■ **PROBLEM REQUIREMENTS**:
Write the material out again in full, word for word. Do not include the pictures.

-- BEGIN DATASET EXCERPTS --

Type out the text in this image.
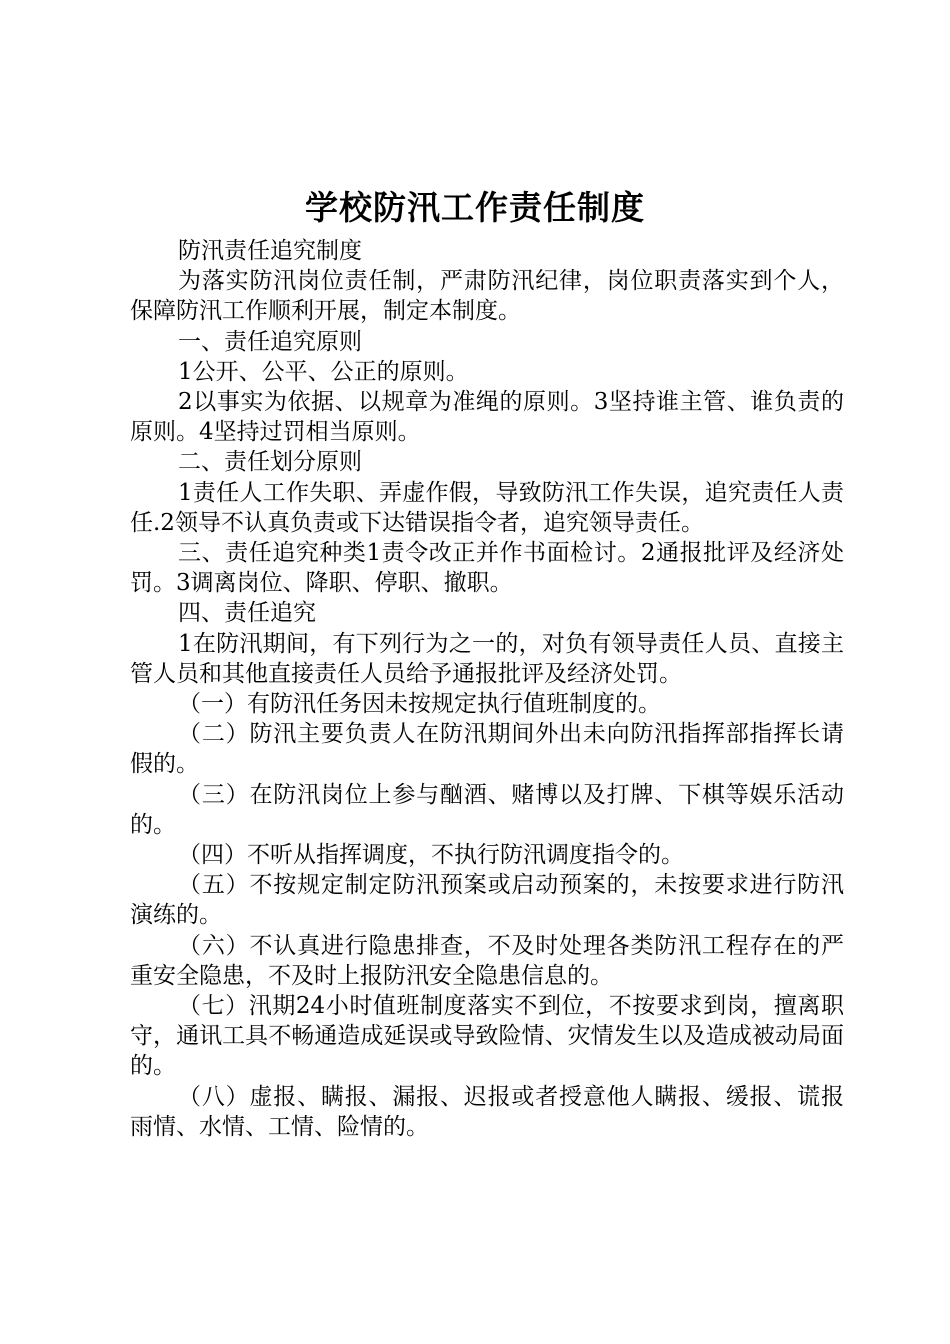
学校防汛工作责任制度

防汛责任追究制度

为落实防汛岗位责任制，严肃防汛纪律，岗位职责落实到个人，保障防汛工作顺利开展，制定本制度。

一、责任追究原则

1公开、公平、公正的原则。

2以事实为依据、以规章为准绳的原则。3坚持谁主管、谁负责的原则。4坚持过罚相当原则。

二、责任划分原则

1责任人工作失职、弄虚作假，导致防汛工作失误，追究责任人责任.2领导不认真负责或下达错误指令者，追究领导责任。

三、责任追究种类1责令改正并作书面检讨。2通报批评及经济处罚。3调离岗位、降职、停职、撤职。

四、责任追究

1在防汛期间，有下列行为之一的，对负有领导责任人员、直接主管人员和其他直接责任人员给予通报批评及经济处罚。

（一）有防汛任务因未按规定执行值班制度的。

（二）防汛主要负责人在防汛期间外出未向防汛指挥部指挥长请假的。

（三）在防汛岗位上参与酗酒、赌博以及打牌、下棋等娱乐活动的。

（四）不听从指挥调度，不执行防汛调度指令的。

（五）不按规定制定防汛预案或启动预案的，未按要求进行防汛演练的。

（六）不认真进行隐患排查，不及时处理各类防汛工程存在的严重安全隐患，不及时上报防汛安全隐患信息的。

（七）汛期24小时值班制度落实不到位，不按要求到岗，擅离职守，通讯工具不畅通造成延误或导致险情、灾情发生以及造成被动局面的。

（八）虚报、瞒报、漏报、迟报或者授意他人瞒报、缓报、谎报雨情、水情、工情、险情的。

-- END DATASET EXCERPTS --

■ **SOLUTION TO THE EXERCISE**:
Type out the text in this image.
学校防汛工作责任制度

防汛责任追究制度

为落实防汛岗位责任制，严肃防汛纪律，岗位职责落实到个人，保障防汛工作顺利开展，制定本制度。

一、责任追究原则

1公开、公平、公正的原则。

2以事实为依据、以规章为准绳的原则。3坚持谁主管、谁负责的原则。4坚持过罚相当原则。

二、责任划分原则

1责任人工作失职、弄虚作假，导致防汛工作失误，追究责任人责任.2领导不认真负责或下达错误指令者，追究领导责任。

三、责任追究种类1责令改正并作书面检讨。2通报批评及经济处罚。3调离岗位、降职、停职、撤职。

四、责任追究

1在防汛期间，有下列行为之一的，对负有领导责任人员、直接主管人员和其他直接责任人员给予通报批评及经济处罚。

（一）有防汛任务因未按规定执行值班制度的。

（二）防汛主要负责人在防汛期间外出未向防汛指挥部指挥长请假的。

（三）在防汛岗位上参与酗酒、赌博以及打牌、下棋等娱乐活动的。

（四）不听从指挥调度，不执行防汛调度指令的。

（五）不按规定制定防汛预案或启动预案的，未按要求进行防汛演练的。

（六）不认真进行隐患排查，不及时处理各类防汛工程存在的严重安全隐患，不及时上报防汛安全隐患信息的。

（七）汛期24小时值班制度落实不到位，不按要求到岗，擅离职守，通讯工具不畅通造成延误或导致险情、灾情发生以及造成被动局面的。

（八）虚报、瞒报、漏报、迟报或者授意他人瞒报、缓报、谎报雨情、水情、工情、险情的。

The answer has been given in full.